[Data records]
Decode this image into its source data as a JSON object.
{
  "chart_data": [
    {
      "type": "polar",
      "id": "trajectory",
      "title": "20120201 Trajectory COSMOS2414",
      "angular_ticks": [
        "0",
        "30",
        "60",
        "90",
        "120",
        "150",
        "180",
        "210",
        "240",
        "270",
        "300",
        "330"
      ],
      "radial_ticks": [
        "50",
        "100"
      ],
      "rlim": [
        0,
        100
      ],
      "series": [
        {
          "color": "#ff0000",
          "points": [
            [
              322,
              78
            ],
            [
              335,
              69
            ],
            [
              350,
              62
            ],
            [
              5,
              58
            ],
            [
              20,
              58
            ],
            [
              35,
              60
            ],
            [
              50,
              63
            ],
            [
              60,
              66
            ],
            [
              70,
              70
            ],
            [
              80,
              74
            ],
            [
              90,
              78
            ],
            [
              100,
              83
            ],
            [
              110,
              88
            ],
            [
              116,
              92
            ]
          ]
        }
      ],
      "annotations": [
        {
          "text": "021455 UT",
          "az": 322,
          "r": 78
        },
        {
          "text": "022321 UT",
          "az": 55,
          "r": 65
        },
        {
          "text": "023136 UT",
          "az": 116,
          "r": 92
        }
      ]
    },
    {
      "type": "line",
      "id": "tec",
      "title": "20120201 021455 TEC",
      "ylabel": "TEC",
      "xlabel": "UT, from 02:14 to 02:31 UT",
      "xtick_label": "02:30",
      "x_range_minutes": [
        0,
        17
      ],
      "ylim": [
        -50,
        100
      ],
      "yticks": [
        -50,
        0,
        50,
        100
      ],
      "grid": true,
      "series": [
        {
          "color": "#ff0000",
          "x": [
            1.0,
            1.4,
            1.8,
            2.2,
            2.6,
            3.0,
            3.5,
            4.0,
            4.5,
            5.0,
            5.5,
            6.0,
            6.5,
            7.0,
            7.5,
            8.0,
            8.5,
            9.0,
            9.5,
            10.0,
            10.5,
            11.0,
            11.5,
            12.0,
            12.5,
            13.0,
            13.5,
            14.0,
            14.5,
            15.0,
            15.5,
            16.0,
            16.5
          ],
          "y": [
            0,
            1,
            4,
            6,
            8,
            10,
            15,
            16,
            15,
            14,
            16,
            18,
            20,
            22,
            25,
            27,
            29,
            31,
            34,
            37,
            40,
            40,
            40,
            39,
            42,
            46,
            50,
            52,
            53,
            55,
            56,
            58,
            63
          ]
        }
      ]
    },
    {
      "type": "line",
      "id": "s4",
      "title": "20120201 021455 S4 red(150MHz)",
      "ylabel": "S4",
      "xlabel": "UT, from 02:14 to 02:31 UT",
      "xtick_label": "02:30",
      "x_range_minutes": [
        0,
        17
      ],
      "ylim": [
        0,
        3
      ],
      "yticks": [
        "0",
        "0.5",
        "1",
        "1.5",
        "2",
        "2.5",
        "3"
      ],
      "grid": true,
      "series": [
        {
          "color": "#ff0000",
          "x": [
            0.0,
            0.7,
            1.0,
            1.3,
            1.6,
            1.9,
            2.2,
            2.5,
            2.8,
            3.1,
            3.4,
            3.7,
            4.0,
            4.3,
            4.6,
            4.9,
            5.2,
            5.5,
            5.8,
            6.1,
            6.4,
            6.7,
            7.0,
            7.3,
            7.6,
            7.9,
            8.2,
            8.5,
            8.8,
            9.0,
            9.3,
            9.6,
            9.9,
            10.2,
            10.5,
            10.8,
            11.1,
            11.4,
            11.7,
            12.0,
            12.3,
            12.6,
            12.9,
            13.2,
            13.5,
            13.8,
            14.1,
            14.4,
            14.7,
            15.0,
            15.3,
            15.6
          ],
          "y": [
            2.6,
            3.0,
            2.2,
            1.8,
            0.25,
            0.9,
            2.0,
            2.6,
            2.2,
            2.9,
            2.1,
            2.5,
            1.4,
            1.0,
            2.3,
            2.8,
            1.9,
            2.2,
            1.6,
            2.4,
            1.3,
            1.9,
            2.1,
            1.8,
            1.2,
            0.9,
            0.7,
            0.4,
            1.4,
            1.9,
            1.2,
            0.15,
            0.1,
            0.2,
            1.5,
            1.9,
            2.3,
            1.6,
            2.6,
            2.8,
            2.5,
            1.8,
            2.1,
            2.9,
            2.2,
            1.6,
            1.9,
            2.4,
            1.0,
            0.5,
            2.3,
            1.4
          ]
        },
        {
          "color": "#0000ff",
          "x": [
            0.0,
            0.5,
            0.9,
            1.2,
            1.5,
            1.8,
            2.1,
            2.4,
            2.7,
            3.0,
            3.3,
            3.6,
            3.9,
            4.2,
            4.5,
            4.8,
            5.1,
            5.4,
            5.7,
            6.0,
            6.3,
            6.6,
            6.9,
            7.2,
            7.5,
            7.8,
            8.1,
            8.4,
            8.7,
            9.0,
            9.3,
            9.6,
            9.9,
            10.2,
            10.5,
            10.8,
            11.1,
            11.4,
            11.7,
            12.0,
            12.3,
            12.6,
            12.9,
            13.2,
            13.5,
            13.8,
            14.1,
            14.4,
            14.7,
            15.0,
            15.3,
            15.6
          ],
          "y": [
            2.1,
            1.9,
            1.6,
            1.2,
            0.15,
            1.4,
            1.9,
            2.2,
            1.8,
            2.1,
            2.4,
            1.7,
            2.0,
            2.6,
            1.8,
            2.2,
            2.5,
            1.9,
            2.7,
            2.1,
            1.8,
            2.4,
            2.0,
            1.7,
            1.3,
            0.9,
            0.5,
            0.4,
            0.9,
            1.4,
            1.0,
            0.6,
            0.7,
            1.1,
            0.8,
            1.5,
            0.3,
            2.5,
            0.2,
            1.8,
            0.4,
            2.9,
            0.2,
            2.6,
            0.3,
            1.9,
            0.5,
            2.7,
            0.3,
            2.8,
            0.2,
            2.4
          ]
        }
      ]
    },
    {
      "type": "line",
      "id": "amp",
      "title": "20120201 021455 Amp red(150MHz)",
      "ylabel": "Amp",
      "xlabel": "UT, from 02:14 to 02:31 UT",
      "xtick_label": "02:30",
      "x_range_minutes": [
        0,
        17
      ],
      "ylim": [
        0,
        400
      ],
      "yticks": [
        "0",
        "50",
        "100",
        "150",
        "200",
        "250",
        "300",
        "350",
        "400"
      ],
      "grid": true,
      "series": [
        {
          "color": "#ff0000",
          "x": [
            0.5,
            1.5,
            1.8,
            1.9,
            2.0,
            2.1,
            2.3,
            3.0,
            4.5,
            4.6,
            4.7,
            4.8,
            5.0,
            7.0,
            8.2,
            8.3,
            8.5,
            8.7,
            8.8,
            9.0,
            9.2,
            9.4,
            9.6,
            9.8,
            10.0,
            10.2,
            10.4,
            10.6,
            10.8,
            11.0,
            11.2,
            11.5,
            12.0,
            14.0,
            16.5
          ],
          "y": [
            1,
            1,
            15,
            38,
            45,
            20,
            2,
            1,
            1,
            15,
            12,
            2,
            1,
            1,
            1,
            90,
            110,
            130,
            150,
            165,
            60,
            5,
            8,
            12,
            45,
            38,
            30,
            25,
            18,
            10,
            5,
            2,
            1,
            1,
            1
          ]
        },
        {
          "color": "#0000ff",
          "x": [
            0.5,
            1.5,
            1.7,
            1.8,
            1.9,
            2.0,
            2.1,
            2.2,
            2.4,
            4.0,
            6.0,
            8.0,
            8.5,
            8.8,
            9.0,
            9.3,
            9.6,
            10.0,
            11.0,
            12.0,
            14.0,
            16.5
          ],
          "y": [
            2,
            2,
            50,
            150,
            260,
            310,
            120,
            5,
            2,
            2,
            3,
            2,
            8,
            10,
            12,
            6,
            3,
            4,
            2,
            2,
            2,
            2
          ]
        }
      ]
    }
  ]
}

## Objective
Print the material above once more, exactly.

## Complete output
Decode this image into its source data as a JSON object.
{
  "chart_data": [
    {
      "type": "polar",
      "id": "trajectory",
      "title": "20120201 Trajectory COSMOS2414",
      "angular_ticks": [
        "0",
        "30",
        "60",
        "90",
        "120",
        "150",
        "180",
        "210",
        "240",
        "270",
        "300",
        "330"
      ],
      "radial_ticks": [
        "50",
        "100"
      ],
      "rlim": [
        0,
        100
      ],
      "series": [
        {
          "color": "#ff0000",
          "points": [
            [
              322,
              78
            ],
            [
              335,
              69
            ],
            [
              350,
              62
            ],
            [
              5,
              58
            ],
            [
              20,
              58
            ],
            [
              35,
              60
            ],
            [
              50,
              63
            ],
            [
              60,
              66
            ],
            [
              70,
              70
            ],
            [
              80,
              74
            ],
            [
              90,
              78
            ],
            [
              100,
              83
            ],
            [
              110,
              88
            ],
            [
              116,
              92
            ]
          ]
        }
      ],
      "annotations": [
        {
          "text": "021455 UT",
          "az": 322,
          "r": 78
        },
        {
          "text": "022321 UT",
          "az": 55,
          "r": 65
        },
        {
          "text": "023136 UT",
          "az": 116,
          "r": 92
        }
      ]
    },
    {
      "type": "line",
      "id": "tec",
      "title": "20120201 021455 TEC",
      "ylabel": "TEC",
      "xlabel": "UT, from 02:14 to 02:31 UT",
      "xtick_label": "02:30",
      "x_range_minutes": [
        0,
        17
      ],
      "ylim": [
        -50,
        100
      ],
      "yticks": [
        -50,
        0,
        50,
        100
      ],
      "grid": true,
      "series": [
        {
          "color": "#ff0000",
          "x": [
            1.0,
            1.4,
            1.8,
            2.2,
            2.6,
            3.0,
            3.5,
            4.0,
            4.5,
            5.0,
            5.5,
            6.0,
            6.5,
            7.0,
            7.5,
            8.0,
            8.5,
            9.0,
            9.5,
            10.0,
            10.5,
            11.0,
            11.5,
            12.0,
            12.5,
            13.0,
            13.5,
            14.0,
            14.5,
            15.0,
            15.5,
            16.0,
            16.5
          ],
          "y": [
            0,
            1,
            4,
            6,
            8,
            10,
            15,
            16,
            15,
            14,
            16,
            18,
            20,
            22,
            25,
            27,
            29,
            31,
            34,
            37,
            40,
            40,
            40,
            39,
            42,
            46,
            50,
            52,
            53,
            55,
            56,
            58,
            63
          ]
        }
      ]
    },
    {
      "type": "line",
      "id": "s4",
      "title": "20120201 021455 S4 red(150MHz)",
      "ylabel": "S4",
      "xlabel": "UT, from 02:14 to 02:31 UT",
      "xtick_label": "02:30",
      "x_range_minutes": [
        0,
        17
      ],
      "ylim": [
        0,
        3
      ],
      "yticks": [
        "0",
        "0.5",
        "1",
        "1.5",
        "2",
        "2.5",
        "3"
      ],
      "grid": true,
      "series": [
        {
          "color": "#ff0000",
          "x": [
            0.0,
            0.7,
            1.0,
            1.3,
            1.6,
            1.9,
            2.2,
            2.5,
            2.8,
            3.1,
            3.4,
            3.7,
            4.0,
            4.3,
            4.6,
            4.9,
            5.2,
            5.5,
            5.8,
            6.1,
            6.4,
            6.7,
            7.0,
            7.3,
            7.6,
            7.9,
            8.2,
            8.5,
            8.8,
            9.0,
            9.3,
            9.6,
            9.9,
            10.2,
            10.5,
            10.8,
            11.1,
            11.4,
            11.7,
            12.0,
            12.3,
            12.6,
            12.9,
            13.2,
            13.5,
            13.8,
            14.1,
            14.4,
            14.7,
            15.0,
            15.3,
            15.6
          ],
          "y": [
            2.6,
            3.0,
            2.2,
            1.8,
            0.25,
            0.9,
            2.0,
            2.6,
            2.2,
            2.9,
            2.1,
            2.5,
            1.4,
            1.0,
            2.3,
            2.8,
            1.9,
            2.2,
            1.6,
            2.4,
            1.3,
            1.9,
            2.1,
            1.8,
            1.2,
            0.9,
            0.7,
            0.4,
            1.4,
            1.9,
            1.2,
            0.15,
            0.1,
            0.2,
            1.5,
            1.9,
            2.3,
            1.6,
            2.6,
            2.8,
            2.5,
            1.8,
            2.1,
            2.9,
            2.2,
            1.6,
            1.9,
            2.4,
            1.0,
            0.5,
            2.3,
            1.4
          ]
        },
        {
          "color": "#0000ff",
          "x": [
            0.0,
            0.5,
            0.9,
            1.2,
            1.5,
            1.8,
            2.1,
            2.4,
            2.7,
            3.0,
            3.3,
            3.6,
            3.9,
            4.2,
            4.5,
            4.8,
            5.1,
            5.4,
            5.7,
            6.0,
            6.3,
            6.6,
            6.9,
            7.2,
            7.5,
            7.8,
            8.1,
            8.4,
            8.7,
            9.0,
            9.3,
            9.6,
            9.9,
            10.2,
            10.5,
            10.8,
            11.1,
            11.4,
            11.7,
            12.0,
            12.3,
            12.6,
            12.9,
            13.2,
            13.5,
            13.8,
            14.1,
            14.4,
            14.7,
            15.0,
            15.3,
            15.6
          ],
          "y": [
            2.1,
            1.9,
            1.6,
            1.2,
            0.15,
            1.4,
            1.9,
            2.2,
            1.8,
            2.1,
            2.4,
            1.7,
            2.0,
            2.6,
            1.8,
            2.2,
            2.5,
            1.9,
            2.7,
            2.1,
            1.8,
            2.4,
            2.0,
            1.7,
            1.3,
            0.9,
            0.5,
            0.4,
            0.9,
            1.4,
            1.0,
            0.6,
            0.7,
            1.1,
            0.8,
            1.5,
            0.3,
            2.5,
            0.2,
            1.8,
            0.4,
            2.9,
            0.2,
            2.6,
            0.3,
            1.9,
            0.5,
            2.7,
            0.3,
            2.8,
            0.2,
            2.4
          ]
        }
      ]
    },
    {
      "type": "line",
      "id": "amp",
      "title": "20120201 021455 Amp red(150MHz)",
      "ylabel": "Amp",
      "xlabel": "UT, from 02:14 to 02:31 UT",
      "xtick_label": "02:30",
      "x_range_minutes": [
        0,
        17
      ],
      "ylim": [
        0,
        400
      ],
      "yticks": [
        "0",
        "50",
        "100",
        "150",
        "200",
        "250",
        "300",
        "350",
        "400"
      ],
      "grid": true,
      "series": [
        {
          "color": "#ff0000",
          "x": [
            0.5,
            1.5,
            1.8,
            1.9,
            2.0,
            2.1,
            2.3,
            3.0,
            4.5,
            4.6,
            4.7,
            4.8,
            5.0,
            7.0,
            8.2,
            8.3,
            8.5,
            8.7,
            8.8,
            9.0,
            9.2,
            9.4,
            9.6,
            9.8,
            10.0,
            10.2,
            10.4,
            10.6,
            10.8,
            11.0,
            11.2,
            11.5,
            12.0,
            14.0,
            16.5
          ],
          "y": [
            1,
            1,
            15,
            38,
            45,
            20,
            2,
            1,
            1,
            15,
            12,
            2,
            1,
            1,
            1,
            90,
            110,
            130,
            150,
            165,
            60,
            5,
            8,
            12,
            45,
            38,
            30,
            25,
            18,
            10,
            5,
            2,
            1,
            1,
            1
          ]
        },
        {
          "color": "#0000ff",
          "x": [
            0.5,
            1.5,
            1.7,
            1.8,
            1.9,
            2.0,
            2.1,
            2.2,
            2.4,
            4.0,
            6.0,
            8.0,
            8.5,
            8.8,
            9.0,
            9.3,
            9.6,
            10.0,
            11.0,
            12.0,
            14.0,
            16.5
          ],
          "y": [
            2,
            2,
            50,
            150,
            260,
            310,
            120,
            5,
            2,
            2,
            3,
            2,
            8,
            10,
            12,
            6,
            3,
            4,
            2,
            2,
            2,
            2
          ]
        }
      ]
    }
  ]
}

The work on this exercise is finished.